━━ DOCUMENTO ━━

Sobre o teor dessa correspondência, o juiz acrescenta em sua sentença o seguinte comentário: “Considerando o pronome de tratamento utilizado e tendo em vista que foi dirigido a uma autoridade pública, este bilhete, de fato, revela a existência de uma relação de intimidade entre Cacciola e Francisco Lopes, chegando à promiscuidade”. Procurado para falar sobre a sentença da 22ª Vara Federal, Francisco Lopes ironizou, comentando que “decisões de primeira instância costumam ser midiáticas”:
— As expectativa dos advogados era de que o juiz levaria em conta a avaliação feita pelo perito, que foi favorável aos réus. Mas já que o juiz decidiu ir contra a avaliação feita pelo perito, que ele mesmo nomeou, só nos resta agora recorrer.
Ao justificar a condenação da BM&F Bovespa, o juiz argumenta que “dentro das regras, a BM&F possuía mecanismos de garantia que teriam possibilitado ao banco Marka honrar as suas operações… para evitar prejuízo ao mercado”. E em vez de usar “mecanismos lícitos”, o BC optou por “prestar um socorro ilegal”, que também beneficiava a BM&F, escreveu o juiz. “A BM&F também deve ser responsabilizada uma vez que, por seus agentes, agiu de forma fraudulenta quando do encaminhamento da carta ao BC, além disso também foi beneficiada pelo socorro dado ao banco Marka”.
— A bolsa tem convicção de que não deveria ser incluída como ré no processo, na medida em que foi apenas o local onde a operação foi realizada — disse ontem o presidente da BM&F Bovespa, Edemir Pinto, informando que a instituição recorrerá.
Além da pena financeira, a sentença suspende os direitos políticos dos réus por oito anos e determina a perda dos cargos públicos. E no caso de Claudio Mauch e Tereza Grossi, funcionários aposentados do BC, o juiz estende “a sanção de perda de cargo público às aposentadorias”.

━━━
━━ LINHAS ━━

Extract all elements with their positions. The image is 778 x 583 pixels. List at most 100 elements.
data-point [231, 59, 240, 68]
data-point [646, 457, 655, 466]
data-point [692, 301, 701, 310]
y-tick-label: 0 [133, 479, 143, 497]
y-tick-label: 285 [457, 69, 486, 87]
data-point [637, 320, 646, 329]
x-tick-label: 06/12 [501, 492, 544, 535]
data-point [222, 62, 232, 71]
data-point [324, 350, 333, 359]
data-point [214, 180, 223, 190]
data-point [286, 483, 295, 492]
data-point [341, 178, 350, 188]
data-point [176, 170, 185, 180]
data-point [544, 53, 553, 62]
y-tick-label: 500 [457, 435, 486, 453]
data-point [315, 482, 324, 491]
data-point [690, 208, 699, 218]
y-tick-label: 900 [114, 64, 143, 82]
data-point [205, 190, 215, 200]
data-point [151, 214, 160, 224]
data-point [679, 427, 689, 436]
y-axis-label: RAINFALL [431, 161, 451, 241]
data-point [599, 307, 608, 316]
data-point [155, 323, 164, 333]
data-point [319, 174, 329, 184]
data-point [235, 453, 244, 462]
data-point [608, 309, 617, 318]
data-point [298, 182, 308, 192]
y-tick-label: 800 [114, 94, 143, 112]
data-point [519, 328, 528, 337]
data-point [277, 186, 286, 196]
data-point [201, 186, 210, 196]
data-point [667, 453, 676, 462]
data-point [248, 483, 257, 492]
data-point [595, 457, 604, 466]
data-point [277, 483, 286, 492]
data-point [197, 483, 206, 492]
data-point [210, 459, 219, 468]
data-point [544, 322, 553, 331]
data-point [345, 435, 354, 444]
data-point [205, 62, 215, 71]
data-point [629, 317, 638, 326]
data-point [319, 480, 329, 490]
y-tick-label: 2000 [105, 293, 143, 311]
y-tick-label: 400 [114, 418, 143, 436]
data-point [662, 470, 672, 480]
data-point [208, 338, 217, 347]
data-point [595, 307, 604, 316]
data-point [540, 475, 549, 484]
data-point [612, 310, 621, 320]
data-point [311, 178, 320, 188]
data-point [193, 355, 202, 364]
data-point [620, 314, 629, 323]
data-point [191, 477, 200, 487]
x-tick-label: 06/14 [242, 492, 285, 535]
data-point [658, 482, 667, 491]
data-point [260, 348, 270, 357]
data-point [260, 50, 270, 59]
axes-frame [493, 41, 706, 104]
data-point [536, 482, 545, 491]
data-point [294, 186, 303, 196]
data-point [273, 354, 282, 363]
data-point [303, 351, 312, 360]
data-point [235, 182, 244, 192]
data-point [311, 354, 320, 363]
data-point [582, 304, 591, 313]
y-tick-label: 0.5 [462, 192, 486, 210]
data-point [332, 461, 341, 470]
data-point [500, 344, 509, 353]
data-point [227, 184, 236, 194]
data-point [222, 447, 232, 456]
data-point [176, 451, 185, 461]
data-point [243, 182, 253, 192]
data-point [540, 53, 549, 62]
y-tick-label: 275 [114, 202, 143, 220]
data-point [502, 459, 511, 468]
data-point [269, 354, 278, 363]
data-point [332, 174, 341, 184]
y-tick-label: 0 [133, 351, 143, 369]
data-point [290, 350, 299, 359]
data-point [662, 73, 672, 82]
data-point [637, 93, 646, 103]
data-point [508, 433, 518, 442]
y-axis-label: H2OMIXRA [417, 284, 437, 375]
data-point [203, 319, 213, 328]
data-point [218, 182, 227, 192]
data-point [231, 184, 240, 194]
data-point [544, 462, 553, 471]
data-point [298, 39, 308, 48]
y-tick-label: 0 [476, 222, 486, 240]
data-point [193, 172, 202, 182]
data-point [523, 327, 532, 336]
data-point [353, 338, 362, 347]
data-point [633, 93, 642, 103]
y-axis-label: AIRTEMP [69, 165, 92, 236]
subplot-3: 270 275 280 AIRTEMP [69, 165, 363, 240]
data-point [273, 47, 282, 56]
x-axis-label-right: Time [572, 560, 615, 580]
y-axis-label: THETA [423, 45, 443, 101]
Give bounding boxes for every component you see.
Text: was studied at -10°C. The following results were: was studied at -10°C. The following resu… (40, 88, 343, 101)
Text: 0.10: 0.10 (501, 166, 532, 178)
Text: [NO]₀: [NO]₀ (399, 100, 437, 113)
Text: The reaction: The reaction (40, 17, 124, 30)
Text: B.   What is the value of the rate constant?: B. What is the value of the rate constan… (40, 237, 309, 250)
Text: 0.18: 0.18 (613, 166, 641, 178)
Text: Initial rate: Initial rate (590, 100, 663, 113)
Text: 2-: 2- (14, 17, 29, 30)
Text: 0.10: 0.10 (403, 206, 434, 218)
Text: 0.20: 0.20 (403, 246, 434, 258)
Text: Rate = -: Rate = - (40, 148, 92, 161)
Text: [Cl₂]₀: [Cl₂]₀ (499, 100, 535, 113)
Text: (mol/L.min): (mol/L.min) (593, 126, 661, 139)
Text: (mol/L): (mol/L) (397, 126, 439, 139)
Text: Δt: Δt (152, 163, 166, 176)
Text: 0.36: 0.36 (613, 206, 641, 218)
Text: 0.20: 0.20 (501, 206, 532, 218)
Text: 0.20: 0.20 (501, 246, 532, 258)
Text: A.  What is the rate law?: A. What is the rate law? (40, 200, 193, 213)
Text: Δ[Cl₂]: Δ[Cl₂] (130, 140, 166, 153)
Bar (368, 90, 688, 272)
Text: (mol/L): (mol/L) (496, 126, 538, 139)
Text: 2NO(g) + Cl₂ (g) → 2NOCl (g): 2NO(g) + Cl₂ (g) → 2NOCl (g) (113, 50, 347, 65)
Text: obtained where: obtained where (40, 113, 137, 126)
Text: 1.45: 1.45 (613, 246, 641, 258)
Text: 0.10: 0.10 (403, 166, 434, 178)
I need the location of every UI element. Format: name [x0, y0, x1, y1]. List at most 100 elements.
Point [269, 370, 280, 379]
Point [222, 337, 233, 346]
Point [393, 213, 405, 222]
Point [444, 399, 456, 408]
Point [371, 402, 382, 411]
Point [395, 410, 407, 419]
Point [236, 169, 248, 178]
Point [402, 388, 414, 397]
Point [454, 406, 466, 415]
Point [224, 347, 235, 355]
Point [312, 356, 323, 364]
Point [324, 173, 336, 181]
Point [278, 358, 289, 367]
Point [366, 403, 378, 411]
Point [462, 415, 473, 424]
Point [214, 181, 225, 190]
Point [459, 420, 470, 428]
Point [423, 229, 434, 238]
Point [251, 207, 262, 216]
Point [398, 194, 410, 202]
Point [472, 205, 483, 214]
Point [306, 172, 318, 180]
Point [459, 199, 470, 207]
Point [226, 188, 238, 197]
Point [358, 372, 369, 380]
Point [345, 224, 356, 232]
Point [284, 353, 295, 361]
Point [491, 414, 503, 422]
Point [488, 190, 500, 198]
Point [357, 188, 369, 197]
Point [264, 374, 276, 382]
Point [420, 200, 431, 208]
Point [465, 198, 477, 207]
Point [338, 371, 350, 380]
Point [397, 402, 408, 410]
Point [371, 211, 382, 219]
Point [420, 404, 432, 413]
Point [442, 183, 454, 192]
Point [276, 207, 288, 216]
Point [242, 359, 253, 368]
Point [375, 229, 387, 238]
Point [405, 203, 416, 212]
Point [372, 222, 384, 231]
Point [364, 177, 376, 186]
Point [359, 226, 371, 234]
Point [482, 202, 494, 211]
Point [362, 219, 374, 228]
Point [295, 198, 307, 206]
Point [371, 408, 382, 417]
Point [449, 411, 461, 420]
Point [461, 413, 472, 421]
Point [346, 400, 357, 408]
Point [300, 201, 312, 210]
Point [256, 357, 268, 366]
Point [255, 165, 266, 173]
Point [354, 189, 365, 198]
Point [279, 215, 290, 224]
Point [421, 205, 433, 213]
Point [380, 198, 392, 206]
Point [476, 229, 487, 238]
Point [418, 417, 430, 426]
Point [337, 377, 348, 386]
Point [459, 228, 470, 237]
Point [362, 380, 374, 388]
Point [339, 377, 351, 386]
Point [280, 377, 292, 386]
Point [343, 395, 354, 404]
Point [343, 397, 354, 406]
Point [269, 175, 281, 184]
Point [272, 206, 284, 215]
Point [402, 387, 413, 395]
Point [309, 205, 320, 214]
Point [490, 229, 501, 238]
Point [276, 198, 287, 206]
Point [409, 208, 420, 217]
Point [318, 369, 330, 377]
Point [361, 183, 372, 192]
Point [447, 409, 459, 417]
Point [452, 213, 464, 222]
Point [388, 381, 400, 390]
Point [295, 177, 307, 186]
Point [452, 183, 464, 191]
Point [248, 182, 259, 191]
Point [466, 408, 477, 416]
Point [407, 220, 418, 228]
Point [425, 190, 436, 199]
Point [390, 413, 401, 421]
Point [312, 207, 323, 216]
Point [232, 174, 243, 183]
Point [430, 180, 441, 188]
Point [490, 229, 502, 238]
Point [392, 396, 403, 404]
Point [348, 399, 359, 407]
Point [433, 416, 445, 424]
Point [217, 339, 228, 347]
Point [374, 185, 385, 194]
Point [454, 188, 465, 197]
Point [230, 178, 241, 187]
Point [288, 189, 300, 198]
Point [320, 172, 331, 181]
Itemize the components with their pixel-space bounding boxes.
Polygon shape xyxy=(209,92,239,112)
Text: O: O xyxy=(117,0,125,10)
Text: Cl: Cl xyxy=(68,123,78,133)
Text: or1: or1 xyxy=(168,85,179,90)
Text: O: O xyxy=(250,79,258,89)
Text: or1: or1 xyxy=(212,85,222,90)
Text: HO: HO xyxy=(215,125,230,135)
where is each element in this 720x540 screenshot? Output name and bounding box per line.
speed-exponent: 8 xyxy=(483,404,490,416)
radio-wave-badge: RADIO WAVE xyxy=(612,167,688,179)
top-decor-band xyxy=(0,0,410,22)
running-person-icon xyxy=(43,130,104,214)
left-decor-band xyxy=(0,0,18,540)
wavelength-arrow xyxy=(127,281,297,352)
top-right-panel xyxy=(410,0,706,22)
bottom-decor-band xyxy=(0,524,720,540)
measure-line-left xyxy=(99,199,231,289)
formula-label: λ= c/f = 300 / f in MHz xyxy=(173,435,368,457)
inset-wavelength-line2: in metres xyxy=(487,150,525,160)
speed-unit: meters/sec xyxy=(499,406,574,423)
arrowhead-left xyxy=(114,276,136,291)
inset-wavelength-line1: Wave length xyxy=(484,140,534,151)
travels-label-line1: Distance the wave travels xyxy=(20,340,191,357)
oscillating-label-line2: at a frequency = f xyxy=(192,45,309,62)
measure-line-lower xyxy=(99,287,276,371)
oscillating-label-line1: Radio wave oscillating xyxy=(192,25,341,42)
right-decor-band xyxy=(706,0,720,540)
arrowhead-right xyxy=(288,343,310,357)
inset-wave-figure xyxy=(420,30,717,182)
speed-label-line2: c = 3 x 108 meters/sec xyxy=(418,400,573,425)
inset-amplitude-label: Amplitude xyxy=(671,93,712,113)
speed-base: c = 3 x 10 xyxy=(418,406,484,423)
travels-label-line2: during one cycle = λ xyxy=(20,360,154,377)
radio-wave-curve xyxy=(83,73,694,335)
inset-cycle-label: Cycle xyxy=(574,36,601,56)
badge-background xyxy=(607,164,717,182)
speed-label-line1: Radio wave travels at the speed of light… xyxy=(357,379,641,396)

━━━

TAREFAS DO EXERCÍCIO
a) Responda com base no texto sobre a sentença:
(i) Por quantos anos a sentença suspende os direitos políticos dos réus?
(ii) Quem é o presidente da BM&F Bovespa?
(iii) Segundo Francisco Lopes, como costumam ser as decisões de primeira instância?
b) Por favor, transcreva do texto sobre a sentença o trecho entre "Ao justificar a" e "a instituição recorrerá.", inclusive.
Os registros não têm nenhum papel nesta atividade.

RESPOSTAS A SEGUIR
a)
(i) Por oito anos.
(ii) Edemir Pinto.
(iii) Midiáticas.

b)
Ao justificar a condenação da BM&F Bovespa, o juiz argumenta que “dentro das regras, a BM&F possuía mecanismos de garantia que teriam possibilitado ao banco Marka honrar as suas operações… para evitar prejuízo ao mercado”. E em vez de usar “mecanismos lícitos”, o BC optou por “prestar um socorro ilegal”, que também beneficiava a BM&F, escreveu o juiz. “A BM&F também deve ser responsabilizada uma vez que, por seus agentes, agiu de forma fraudulenta quando do encaminhamento da carta ao BC, além disso também foi beneficiada pelo socorro dado ao banco Marka”.
— A bolsa tem convicção de que não deveria ser incluída como ré no processo, na medida em que foi apenas o local onde a operação foi realizada — disse ontem o presidente da BM&F Bovespa, Edemir Pinto, informando que a instituição recorrerá.